Problem statement:
Collect each line of the records containing the string "this".

::::::::

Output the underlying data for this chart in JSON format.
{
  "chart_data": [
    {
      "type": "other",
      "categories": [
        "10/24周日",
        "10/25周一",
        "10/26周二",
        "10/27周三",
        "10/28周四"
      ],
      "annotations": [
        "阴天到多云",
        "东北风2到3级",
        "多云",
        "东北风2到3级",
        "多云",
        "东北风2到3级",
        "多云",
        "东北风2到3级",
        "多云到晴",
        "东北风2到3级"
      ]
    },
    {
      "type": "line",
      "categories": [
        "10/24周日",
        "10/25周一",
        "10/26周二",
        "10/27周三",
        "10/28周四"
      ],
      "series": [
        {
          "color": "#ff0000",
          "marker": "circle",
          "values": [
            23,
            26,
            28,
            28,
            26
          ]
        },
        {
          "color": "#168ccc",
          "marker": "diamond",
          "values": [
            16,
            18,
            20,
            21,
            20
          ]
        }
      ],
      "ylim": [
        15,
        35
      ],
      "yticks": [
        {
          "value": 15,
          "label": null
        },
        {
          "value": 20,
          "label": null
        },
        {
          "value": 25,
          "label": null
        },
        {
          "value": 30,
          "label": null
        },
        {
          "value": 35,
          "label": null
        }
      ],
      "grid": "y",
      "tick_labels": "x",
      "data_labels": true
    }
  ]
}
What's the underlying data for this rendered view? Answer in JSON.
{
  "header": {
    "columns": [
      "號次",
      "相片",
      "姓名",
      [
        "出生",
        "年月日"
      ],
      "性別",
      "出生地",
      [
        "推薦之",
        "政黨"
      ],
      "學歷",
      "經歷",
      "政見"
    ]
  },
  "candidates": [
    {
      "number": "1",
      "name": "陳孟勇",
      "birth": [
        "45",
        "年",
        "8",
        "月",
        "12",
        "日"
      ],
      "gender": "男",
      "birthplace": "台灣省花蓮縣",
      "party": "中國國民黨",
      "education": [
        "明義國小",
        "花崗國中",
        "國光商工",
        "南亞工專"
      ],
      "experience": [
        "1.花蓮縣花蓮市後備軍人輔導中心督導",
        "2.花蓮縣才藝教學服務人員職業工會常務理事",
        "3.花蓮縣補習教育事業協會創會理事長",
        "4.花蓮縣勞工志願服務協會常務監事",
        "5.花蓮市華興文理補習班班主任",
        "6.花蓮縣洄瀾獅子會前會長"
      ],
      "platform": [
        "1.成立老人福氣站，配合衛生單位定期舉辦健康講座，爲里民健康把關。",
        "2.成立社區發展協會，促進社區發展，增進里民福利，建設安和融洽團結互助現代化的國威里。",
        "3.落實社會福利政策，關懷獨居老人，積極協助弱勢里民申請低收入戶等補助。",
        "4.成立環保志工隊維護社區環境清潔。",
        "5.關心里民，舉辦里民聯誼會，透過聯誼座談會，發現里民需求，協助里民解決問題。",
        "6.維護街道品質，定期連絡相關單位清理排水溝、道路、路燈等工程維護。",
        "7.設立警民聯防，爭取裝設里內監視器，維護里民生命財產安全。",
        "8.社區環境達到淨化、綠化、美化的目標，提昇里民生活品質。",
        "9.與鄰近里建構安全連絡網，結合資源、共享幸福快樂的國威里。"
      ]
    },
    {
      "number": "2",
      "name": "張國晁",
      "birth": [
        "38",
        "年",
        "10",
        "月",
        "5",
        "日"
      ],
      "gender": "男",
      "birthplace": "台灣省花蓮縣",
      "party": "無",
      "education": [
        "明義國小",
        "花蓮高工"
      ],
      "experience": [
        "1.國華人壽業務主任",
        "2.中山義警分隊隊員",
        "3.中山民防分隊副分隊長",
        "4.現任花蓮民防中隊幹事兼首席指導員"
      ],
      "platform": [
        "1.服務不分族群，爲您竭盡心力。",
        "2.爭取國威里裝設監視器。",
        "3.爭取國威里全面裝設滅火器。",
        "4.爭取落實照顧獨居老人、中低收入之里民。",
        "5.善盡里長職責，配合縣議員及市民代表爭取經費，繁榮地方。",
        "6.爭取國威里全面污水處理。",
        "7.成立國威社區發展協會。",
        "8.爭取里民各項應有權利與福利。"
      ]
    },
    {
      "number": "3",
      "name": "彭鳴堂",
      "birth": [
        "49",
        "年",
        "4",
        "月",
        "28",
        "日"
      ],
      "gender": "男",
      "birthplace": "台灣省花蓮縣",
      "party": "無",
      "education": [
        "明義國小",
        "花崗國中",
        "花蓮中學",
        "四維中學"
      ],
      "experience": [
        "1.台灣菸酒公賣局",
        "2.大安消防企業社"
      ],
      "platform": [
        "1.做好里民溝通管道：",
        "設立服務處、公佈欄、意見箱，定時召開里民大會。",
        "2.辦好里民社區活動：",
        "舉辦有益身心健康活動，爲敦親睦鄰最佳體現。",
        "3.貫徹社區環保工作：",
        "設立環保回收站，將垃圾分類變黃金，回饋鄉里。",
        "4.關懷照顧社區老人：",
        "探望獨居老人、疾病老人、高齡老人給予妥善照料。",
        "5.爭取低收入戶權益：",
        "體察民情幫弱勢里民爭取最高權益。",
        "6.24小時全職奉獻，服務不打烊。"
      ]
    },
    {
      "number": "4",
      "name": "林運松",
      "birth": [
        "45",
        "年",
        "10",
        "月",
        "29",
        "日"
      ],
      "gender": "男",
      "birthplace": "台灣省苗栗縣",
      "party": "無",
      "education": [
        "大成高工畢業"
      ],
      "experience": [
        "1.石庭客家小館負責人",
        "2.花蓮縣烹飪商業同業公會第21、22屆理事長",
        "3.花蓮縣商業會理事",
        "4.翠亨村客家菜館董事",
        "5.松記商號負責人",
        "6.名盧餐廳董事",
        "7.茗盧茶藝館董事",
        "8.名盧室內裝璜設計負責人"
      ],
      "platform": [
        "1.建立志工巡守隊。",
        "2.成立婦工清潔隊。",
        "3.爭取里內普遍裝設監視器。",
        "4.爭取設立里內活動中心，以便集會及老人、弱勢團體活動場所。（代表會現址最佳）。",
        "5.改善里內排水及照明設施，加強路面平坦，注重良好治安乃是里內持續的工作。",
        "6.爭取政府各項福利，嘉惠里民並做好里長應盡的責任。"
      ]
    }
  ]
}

::::::::

Finished answer:
Output the underlying data for this chart in JSON format.
What's the underlying data for this rendered view? Answer in JSON.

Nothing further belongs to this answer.